What is asked: Count each line below that has "рассказывает" anywhere in it. Answer with the total alone.

Dataset items:
◆ ◆ ◆

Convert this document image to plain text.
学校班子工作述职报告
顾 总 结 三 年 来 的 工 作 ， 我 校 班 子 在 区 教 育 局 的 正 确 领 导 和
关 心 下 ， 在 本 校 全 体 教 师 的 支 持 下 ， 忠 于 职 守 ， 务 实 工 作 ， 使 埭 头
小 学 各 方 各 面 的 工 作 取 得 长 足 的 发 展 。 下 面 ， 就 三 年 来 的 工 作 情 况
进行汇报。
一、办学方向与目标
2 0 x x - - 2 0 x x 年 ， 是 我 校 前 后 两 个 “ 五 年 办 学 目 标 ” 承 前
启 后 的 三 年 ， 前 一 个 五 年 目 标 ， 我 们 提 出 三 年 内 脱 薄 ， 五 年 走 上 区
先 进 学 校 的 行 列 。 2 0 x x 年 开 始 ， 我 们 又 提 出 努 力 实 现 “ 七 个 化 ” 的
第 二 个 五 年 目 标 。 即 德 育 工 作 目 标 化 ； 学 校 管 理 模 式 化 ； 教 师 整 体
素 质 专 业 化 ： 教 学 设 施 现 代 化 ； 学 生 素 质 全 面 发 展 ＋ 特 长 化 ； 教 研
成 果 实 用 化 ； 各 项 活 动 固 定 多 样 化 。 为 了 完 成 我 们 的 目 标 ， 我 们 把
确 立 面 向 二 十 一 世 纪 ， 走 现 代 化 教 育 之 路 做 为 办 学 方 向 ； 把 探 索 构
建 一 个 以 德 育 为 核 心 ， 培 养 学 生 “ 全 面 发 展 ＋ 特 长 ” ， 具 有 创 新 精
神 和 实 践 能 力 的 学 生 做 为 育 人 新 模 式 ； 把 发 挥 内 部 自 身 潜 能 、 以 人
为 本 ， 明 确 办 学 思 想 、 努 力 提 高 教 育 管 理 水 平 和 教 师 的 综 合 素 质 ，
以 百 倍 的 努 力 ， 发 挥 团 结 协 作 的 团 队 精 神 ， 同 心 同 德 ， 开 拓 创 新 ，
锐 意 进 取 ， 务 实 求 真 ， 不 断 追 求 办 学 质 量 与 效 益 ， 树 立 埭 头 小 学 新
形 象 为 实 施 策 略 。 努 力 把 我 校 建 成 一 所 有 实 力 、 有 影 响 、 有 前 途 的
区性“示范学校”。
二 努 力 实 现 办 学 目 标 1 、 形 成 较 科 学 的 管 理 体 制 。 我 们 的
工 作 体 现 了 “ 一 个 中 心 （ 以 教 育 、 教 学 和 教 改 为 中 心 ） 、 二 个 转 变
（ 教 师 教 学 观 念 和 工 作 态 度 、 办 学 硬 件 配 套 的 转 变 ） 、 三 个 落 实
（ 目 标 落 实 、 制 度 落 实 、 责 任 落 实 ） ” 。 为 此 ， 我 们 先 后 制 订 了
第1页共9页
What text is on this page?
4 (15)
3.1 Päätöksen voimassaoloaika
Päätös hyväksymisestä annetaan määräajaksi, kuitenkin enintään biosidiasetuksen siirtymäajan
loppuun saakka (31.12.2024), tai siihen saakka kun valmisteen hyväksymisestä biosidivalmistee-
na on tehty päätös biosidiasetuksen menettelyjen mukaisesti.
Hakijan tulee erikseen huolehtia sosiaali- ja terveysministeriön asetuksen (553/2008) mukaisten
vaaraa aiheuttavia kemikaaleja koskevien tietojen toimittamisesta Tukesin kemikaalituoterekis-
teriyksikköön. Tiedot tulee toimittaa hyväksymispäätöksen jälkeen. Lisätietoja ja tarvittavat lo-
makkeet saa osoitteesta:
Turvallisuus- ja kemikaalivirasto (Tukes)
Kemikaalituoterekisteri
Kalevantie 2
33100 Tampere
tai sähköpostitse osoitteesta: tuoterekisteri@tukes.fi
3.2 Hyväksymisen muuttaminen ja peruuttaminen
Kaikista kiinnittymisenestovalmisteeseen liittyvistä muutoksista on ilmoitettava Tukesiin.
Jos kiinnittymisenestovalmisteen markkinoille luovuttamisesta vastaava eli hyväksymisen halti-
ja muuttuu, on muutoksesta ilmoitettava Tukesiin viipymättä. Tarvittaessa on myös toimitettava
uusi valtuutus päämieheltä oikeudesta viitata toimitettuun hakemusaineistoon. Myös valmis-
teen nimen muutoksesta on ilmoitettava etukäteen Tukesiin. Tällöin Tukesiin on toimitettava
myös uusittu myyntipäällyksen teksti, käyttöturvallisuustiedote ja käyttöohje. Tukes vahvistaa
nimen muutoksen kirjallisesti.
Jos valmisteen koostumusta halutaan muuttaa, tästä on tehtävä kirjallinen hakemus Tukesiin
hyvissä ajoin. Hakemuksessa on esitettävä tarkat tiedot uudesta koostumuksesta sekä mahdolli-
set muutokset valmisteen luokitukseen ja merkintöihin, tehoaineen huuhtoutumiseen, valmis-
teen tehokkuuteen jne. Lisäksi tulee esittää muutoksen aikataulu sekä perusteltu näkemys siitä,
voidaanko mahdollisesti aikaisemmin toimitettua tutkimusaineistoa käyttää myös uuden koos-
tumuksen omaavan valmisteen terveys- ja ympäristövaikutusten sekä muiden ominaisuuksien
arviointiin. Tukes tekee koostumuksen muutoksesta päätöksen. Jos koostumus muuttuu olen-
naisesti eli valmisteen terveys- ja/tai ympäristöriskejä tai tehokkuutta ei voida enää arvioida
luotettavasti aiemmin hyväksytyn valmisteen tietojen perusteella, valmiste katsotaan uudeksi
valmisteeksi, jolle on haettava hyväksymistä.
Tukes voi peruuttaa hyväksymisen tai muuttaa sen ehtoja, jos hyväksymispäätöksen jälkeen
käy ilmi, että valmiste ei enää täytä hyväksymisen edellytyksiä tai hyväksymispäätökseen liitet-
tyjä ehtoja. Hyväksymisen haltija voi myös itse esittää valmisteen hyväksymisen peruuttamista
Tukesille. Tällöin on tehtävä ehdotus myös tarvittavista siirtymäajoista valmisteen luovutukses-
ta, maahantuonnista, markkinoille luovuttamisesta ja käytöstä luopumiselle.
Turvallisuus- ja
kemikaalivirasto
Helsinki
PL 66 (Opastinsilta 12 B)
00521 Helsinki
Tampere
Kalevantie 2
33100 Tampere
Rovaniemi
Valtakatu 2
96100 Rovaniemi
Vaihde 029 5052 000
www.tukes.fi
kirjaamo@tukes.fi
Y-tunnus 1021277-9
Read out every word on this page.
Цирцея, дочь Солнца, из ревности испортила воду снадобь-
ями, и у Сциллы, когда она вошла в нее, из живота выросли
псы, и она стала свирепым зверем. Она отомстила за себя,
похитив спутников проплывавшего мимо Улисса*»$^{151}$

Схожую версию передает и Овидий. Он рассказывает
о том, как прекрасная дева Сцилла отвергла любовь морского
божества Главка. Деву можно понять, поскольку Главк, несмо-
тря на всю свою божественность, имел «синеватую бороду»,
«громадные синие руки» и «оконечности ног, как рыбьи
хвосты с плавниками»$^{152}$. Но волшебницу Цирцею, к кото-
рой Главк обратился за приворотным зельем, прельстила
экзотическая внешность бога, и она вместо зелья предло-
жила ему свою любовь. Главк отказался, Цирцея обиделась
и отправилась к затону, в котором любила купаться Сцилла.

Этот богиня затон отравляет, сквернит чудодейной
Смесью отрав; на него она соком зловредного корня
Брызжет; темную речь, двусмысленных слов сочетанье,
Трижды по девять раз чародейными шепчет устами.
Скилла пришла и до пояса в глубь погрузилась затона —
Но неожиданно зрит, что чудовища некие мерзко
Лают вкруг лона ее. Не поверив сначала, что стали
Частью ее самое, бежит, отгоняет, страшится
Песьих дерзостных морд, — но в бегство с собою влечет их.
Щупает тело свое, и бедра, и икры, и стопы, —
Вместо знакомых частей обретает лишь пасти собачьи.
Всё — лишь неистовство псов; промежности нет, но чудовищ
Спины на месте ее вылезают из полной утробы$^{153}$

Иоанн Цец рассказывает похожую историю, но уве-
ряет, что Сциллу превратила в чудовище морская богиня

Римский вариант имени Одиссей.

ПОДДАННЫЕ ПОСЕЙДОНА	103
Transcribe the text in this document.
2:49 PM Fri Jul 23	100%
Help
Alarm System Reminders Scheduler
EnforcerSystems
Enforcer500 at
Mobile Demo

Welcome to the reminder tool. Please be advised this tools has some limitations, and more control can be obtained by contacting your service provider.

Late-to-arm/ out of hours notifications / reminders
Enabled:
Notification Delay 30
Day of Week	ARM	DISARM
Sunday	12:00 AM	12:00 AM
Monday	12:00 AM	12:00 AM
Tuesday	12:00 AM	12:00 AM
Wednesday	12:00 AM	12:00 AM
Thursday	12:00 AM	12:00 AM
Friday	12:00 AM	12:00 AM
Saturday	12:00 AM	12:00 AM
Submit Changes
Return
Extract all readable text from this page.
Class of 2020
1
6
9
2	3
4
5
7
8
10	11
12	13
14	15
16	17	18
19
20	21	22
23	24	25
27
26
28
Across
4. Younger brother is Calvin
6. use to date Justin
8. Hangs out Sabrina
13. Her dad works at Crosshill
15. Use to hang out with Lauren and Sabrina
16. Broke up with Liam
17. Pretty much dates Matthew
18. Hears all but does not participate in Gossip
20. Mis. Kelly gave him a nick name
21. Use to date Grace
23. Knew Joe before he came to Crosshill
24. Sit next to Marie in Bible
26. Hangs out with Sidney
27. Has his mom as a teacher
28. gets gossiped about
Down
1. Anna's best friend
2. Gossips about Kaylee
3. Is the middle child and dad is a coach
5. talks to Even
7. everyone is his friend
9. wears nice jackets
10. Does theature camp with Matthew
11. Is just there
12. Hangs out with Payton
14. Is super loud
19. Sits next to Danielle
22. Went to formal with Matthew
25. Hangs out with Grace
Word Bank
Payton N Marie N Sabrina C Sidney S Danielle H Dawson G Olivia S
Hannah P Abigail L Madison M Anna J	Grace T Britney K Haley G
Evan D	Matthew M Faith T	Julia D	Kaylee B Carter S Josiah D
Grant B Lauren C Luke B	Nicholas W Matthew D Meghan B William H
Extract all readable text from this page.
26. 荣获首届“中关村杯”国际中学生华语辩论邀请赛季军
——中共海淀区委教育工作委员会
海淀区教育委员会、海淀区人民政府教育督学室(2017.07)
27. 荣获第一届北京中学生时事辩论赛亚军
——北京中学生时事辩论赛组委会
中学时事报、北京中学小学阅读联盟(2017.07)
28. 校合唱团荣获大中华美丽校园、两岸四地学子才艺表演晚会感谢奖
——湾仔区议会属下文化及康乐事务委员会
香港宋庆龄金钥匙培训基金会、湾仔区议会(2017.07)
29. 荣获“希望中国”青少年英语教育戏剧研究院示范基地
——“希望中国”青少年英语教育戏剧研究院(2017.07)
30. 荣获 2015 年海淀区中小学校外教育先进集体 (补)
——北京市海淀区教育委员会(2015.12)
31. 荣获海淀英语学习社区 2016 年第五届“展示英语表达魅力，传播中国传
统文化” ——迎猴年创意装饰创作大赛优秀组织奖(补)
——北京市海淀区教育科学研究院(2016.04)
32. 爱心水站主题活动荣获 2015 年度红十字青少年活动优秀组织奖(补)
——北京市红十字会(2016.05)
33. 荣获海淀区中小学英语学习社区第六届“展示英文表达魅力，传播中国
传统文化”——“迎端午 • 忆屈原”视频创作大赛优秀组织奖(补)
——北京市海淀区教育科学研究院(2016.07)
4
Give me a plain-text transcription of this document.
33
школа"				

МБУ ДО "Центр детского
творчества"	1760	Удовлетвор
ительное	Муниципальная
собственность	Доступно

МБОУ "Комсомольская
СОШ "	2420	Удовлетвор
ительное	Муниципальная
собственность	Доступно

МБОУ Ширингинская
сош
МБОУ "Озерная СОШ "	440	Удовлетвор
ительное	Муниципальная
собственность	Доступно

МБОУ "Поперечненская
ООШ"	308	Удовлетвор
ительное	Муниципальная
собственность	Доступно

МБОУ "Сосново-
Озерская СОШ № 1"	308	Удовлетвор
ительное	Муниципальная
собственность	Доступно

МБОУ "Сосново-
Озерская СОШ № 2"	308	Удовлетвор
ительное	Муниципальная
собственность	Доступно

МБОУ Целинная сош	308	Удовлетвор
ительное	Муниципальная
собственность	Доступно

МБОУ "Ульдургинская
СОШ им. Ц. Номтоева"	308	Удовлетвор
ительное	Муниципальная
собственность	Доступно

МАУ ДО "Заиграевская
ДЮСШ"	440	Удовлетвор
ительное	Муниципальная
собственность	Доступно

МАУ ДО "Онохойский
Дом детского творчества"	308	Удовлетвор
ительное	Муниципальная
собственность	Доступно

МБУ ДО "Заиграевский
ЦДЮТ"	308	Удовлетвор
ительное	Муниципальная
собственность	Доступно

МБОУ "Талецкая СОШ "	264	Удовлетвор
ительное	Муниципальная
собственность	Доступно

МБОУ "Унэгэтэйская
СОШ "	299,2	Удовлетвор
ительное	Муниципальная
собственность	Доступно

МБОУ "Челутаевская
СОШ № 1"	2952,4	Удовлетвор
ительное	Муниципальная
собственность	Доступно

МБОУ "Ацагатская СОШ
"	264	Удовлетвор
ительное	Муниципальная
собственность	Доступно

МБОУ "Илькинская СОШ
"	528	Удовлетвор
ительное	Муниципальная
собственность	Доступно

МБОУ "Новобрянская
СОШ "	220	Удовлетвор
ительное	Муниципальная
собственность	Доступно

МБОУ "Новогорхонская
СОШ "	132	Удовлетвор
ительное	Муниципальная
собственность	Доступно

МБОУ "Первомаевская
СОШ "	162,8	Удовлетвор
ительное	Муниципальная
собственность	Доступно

◆ ◆ ◆

The result: 2